Re: [RFC PATCH 1/2] psi: introduce memory.pressure.stat

Johannes Weiner <hannes@xxxxxxxxxxx> · Wed, 3 Aug 2022 09:55:39 -0400

On Mon, Aug 01, 2022 at 12:42:04AM +0000, cgel.zte@xxxxxxxxx wrote:
> From: cgel <cgel@xxxxxxxxxx>
> 
> For now psi memory pressure account for all the mem stall in the
> system, And didnot provide a detailed information why the stall
> happens. This patch introduce a cgroupu knob memory.pressure.stat,
> it tells the detailed stall information of all memory events and it
> format and the corresponding proc interface.
> 
> for the cgroup, add memory.pressure.stat and it shows:
> kswapd: avg10=0.00 avg60=0.00 avg300=0.00 total=0
> direct reclaim: avg10=0.00 avg60=0.00 avg300=0.12 total=42356
> kcompacted: avg10=0.00 avg60=0.00 avg300=0.00 total=0
> direct compact: avg10=0.00 avg60=0.00 avg300=0.00 total=0
> cgroup reclaim: avg10=0.00 avg60=0.00 avg300=0.00 total=0
> workingset thrashing:   avg10=0.00 avg60=0.00 avg300=0.00 total=0
> 
> for the system wide, a proc file introduced as pressure/memory_stat
> and the format is the same as the cgroup interface.
> 
> With this detaled information, for example, if the system is stalled
> because of kcompacted, compaction_proactiveness can be promoted so
> pro-compaction can be involved earlier.

_SUPPLIED ENTRIES_.

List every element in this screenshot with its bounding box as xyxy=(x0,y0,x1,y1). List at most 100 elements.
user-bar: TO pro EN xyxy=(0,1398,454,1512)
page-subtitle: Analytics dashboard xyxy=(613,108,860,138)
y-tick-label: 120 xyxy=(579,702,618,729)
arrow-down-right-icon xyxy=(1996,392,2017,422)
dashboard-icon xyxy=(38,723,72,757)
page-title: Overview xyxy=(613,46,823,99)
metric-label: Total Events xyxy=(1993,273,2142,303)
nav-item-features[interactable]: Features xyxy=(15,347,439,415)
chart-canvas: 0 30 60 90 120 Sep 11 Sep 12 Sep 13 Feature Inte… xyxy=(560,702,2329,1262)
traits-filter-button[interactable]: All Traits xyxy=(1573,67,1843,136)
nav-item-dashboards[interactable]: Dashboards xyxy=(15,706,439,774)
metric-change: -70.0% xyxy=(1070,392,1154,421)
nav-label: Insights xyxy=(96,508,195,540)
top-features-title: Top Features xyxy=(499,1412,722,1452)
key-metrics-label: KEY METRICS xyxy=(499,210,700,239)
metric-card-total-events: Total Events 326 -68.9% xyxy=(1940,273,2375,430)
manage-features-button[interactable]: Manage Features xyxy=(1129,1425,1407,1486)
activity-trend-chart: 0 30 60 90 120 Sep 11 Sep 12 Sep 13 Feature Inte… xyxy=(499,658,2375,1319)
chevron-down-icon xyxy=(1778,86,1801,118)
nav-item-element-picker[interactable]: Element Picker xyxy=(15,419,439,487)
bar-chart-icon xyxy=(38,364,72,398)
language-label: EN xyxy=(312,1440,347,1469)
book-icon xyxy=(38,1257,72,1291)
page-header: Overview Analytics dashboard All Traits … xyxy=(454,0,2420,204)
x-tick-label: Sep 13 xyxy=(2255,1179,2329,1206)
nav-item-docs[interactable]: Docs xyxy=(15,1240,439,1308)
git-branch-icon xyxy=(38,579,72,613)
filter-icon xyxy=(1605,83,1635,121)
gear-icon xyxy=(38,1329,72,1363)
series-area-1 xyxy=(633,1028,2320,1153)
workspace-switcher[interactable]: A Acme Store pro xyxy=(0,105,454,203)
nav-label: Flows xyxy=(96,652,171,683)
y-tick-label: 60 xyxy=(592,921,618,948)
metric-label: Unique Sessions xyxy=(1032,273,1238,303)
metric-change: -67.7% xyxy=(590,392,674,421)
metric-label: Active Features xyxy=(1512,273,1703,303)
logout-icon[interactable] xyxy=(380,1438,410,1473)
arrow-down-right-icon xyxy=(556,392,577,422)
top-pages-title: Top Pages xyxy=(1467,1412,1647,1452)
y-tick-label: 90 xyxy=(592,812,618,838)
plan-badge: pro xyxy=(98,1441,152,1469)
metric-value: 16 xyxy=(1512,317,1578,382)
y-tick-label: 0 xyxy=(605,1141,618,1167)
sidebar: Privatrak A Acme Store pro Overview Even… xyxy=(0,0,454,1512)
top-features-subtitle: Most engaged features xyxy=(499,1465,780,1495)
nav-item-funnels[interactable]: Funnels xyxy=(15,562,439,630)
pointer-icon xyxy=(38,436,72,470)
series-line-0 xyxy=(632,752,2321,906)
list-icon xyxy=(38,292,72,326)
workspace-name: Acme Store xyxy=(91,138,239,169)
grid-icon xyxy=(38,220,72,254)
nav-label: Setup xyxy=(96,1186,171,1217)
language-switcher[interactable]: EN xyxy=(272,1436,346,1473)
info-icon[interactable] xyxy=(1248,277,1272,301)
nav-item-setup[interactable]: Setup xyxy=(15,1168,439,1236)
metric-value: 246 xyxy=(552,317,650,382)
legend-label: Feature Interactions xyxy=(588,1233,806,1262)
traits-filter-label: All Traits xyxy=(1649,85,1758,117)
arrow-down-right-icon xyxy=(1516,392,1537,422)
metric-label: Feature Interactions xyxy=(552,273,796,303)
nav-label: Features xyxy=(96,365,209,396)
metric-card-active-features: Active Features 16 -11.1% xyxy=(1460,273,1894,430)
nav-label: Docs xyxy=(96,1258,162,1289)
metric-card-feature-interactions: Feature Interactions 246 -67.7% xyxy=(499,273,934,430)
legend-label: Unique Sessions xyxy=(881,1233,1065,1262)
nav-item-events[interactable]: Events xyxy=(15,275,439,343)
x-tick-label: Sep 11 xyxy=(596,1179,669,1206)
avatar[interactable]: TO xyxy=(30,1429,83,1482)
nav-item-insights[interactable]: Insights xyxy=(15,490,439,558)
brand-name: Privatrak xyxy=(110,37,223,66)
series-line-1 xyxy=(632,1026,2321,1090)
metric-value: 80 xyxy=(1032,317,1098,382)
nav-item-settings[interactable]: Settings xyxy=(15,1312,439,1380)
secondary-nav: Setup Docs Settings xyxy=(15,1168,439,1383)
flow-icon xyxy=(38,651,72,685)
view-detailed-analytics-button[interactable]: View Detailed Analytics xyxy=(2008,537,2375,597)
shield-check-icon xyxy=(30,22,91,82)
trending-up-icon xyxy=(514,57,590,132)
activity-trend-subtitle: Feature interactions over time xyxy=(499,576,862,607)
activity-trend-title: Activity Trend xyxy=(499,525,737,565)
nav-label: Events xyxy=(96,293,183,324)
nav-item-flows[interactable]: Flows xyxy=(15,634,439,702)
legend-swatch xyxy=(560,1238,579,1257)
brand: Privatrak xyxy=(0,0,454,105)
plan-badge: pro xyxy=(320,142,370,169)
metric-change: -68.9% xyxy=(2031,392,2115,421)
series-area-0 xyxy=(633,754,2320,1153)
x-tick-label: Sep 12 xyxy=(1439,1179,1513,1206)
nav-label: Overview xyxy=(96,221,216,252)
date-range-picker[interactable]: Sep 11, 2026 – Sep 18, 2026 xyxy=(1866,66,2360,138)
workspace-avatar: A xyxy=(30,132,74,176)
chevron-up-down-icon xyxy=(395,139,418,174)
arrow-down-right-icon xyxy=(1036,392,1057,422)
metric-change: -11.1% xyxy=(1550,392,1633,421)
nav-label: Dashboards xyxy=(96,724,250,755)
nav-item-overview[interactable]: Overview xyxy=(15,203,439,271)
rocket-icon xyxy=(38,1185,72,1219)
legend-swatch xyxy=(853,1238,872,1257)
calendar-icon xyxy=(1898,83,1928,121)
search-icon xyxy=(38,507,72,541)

_SHORT TASK_. Carry on the mailing-list reply about the proposed memory.pressure.stat interface, starting after its last sentence.

_RIGHT ANSWER_.
> 
> Signed-off-by: cgel <cgel@xxxxxxxxxx>

> @@ -64,9 +91,11 @@ struct psi_group_cpu {
>  
>  	/* Aggregate pressure state derived from the tasks */
>  	u32 state_mask;
> +	u32 state_memstall;
>  
>  	/* Period time sampling buckets for each state of interest (ns) */
>  	u32 times[NR_PSI_STATES];
> +	u32 times_mem[PSI_MEM_STATES];

This doubles the psi cache footprint on every context switch, wakeup,
sleep, etc. in the scheduler. You're also adding more branches to
those same paths. It'll measurably affect everybody who is using psi.

Yet, in the years of using psi in production myself, I've never felt
the need for what this patch provides. There are event counters for
everything that contributes to pressure, and it's never been hard to
rootcause spikes. There are also things like bpftrace that let you
identify who is stalling for how long in order to do one-off tuning
and systems introspection.

For this to get merged, it needs a better explanation of the usecase
that requires this information to be broadly available all the time.
And it needs to bring down the impact on everybody else who doesn't
want this - either by reducing the footprint or by making the feature
optional.